*Stated problem*.
In the entries below, find every line with "tunc" and copy it.

*Exercise materials*.
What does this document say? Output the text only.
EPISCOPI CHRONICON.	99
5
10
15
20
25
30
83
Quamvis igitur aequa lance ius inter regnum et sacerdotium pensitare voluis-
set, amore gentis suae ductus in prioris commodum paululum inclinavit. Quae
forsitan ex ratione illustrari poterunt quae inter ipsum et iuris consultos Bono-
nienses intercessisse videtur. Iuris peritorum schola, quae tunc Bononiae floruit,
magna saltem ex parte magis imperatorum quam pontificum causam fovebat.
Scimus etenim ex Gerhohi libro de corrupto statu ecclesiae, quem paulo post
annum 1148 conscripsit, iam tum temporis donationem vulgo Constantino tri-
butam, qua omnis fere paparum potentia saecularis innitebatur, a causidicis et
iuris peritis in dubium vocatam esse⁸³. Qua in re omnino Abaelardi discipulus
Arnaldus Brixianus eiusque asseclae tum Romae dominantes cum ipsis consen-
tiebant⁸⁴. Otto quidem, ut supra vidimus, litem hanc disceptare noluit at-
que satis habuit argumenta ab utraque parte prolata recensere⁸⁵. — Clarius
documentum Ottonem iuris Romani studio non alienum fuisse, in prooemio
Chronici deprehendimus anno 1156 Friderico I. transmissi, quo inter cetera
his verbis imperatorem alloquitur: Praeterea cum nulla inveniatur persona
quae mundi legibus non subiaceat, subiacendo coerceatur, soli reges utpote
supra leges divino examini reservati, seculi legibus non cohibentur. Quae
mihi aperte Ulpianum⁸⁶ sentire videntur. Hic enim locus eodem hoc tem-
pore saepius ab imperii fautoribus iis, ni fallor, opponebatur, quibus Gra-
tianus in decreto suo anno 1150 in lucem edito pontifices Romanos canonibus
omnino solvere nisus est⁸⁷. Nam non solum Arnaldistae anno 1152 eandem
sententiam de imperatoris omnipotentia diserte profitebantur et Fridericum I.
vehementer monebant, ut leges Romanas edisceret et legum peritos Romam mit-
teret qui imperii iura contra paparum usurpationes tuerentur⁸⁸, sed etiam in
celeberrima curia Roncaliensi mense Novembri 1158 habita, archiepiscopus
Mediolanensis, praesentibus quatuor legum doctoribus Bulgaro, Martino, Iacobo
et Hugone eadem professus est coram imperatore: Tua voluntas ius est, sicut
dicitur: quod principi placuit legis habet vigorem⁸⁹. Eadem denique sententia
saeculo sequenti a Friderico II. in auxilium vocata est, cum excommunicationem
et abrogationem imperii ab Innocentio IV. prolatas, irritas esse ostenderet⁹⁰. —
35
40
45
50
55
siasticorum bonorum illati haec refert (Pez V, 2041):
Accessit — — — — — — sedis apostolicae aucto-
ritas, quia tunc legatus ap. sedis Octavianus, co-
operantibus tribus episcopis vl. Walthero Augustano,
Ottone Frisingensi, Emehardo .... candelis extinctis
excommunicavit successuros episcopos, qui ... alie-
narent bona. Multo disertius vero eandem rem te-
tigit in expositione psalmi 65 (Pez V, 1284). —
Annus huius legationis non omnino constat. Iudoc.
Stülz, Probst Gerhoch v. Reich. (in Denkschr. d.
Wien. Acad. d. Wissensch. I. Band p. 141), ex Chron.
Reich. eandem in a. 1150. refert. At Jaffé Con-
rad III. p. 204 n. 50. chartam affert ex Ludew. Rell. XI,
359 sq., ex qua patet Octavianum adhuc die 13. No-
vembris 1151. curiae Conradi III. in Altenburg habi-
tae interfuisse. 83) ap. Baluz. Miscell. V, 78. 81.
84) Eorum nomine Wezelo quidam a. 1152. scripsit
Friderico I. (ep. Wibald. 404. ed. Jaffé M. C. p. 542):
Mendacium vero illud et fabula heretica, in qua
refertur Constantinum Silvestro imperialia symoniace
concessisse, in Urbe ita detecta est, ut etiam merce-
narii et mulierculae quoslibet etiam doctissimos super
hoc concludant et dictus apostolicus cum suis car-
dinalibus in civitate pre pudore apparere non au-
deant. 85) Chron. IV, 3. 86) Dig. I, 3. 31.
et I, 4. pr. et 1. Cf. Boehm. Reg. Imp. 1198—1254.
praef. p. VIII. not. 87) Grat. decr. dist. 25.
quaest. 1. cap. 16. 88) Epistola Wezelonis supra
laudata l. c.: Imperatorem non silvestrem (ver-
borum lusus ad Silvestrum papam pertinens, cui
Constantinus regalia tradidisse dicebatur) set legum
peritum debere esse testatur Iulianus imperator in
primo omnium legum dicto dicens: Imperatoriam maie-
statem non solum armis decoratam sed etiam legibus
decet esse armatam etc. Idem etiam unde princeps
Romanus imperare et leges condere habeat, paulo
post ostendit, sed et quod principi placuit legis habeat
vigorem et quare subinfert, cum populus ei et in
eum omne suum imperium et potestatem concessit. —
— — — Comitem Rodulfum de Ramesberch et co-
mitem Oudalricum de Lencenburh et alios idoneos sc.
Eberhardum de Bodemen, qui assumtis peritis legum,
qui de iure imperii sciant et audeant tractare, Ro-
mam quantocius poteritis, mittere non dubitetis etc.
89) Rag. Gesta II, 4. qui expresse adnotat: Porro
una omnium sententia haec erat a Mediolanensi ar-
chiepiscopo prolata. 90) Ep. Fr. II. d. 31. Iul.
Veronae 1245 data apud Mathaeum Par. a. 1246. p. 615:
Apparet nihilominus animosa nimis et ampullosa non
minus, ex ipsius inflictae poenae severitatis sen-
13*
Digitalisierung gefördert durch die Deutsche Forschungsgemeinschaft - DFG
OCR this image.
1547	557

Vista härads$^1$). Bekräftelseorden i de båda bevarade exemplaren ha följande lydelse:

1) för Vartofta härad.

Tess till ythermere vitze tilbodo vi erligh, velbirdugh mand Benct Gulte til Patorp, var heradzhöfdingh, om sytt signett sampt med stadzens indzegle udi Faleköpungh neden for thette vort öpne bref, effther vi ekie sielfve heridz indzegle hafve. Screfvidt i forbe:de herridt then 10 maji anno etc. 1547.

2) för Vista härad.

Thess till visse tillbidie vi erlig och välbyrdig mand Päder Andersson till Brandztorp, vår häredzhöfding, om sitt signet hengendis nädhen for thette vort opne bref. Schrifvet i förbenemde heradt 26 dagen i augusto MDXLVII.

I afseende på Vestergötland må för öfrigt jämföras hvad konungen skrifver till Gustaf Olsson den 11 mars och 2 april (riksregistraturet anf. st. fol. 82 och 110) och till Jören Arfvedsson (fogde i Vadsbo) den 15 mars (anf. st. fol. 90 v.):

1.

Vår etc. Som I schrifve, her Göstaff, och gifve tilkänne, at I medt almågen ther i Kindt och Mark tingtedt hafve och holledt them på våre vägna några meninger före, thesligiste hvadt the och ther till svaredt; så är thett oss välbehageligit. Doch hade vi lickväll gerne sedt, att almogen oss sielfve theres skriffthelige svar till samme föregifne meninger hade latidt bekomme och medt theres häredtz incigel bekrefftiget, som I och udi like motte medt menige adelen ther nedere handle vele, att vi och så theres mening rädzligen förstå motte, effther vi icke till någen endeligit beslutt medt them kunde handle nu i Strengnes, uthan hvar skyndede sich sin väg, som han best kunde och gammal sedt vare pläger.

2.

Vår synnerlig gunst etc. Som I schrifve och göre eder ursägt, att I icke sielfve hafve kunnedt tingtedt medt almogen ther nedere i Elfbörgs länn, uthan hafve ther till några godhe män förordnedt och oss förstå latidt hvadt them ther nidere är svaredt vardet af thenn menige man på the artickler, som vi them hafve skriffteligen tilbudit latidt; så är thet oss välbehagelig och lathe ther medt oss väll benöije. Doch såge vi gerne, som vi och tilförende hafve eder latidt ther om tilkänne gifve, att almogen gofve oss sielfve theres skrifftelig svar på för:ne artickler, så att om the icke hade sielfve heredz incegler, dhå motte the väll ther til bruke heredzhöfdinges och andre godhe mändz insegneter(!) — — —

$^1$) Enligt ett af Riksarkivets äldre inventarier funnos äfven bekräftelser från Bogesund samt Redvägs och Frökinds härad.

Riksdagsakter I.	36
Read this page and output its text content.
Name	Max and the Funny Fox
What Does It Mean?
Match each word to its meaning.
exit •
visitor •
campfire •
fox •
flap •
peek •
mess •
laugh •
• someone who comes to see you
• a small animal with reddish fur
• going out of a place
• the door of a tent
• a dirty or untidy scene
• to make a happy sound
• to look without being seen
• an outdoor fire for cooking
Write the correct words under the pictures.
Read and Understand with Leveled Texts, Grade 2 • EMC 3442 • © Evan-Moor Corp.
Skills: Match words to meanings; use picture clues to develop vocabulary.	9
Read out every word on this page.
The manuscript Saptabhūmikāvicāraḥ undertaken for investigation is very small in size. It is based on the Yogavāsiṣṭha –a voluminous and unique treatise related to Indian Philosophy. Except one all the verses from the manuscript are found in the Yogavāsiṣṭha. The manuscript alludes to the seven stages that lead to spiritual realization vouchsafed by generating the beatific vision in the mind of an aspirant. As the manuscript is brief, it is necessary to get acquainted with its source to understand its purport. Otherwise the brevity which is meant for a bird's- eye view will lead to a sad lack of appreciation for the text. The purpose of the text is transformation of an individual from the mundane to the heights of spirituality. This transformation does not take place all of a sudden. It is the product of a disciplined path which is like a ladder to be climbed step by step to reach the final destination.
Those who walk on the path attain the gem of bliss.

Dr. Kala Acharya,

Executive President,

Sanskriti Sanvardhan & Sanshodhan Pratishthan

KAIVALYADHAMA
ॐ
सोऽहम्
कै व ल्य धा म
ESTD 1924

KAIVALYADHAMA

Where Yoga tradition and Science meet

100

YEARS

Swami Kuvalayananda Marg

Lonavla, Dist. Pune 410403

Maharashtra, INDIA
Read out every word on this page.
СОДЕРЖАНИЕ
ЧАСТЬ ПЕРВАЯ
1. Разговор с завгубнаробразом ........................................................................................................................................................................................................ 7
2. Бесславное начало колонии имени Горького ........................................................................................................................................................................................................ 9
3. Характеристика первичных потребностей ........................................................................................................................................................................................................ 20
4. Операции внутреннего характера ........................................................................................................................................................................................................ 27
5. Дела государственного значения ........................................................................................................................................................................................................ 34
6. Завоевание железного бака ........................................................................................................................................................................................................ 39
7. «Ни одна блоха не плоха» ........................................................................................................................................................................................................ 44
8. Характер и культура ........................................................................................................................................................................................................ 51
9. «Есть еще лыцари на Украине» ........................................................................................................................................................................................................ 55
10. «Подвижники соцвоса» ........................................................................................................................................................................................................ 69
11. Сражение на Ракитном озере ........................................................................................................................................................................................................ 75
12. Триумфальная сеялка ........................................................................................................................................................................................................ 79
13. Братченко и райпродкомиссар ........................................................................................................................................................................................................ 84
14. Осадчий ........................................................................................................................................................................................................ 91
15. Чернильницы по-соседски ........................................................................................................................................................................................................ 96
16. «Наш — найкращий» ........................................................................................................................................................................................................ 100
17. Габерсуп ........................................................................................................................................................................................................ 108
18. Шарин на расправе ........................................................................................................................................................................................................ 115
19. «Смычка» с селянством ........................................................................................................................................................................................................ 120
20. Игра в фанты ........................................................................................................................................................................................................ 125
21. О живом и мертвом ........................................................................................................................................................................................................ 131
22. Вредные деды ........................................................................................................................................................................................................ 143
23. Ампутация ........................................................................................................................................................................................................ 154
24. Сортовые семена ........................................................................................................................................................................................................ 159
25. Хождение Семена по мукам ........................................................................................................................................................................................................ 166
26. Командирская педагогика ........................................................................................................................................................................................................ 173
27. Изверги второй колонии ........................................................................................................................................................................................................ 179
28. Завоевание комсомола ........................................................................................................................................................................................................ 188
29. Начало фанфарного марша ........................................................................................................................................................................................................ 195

*Task output*.
nienses intercessisse videtur. Iuris peritorum schola, quae tunc Bononiae floruit,
ritas, quia tunc legatus ap. sedis Octavianus, co-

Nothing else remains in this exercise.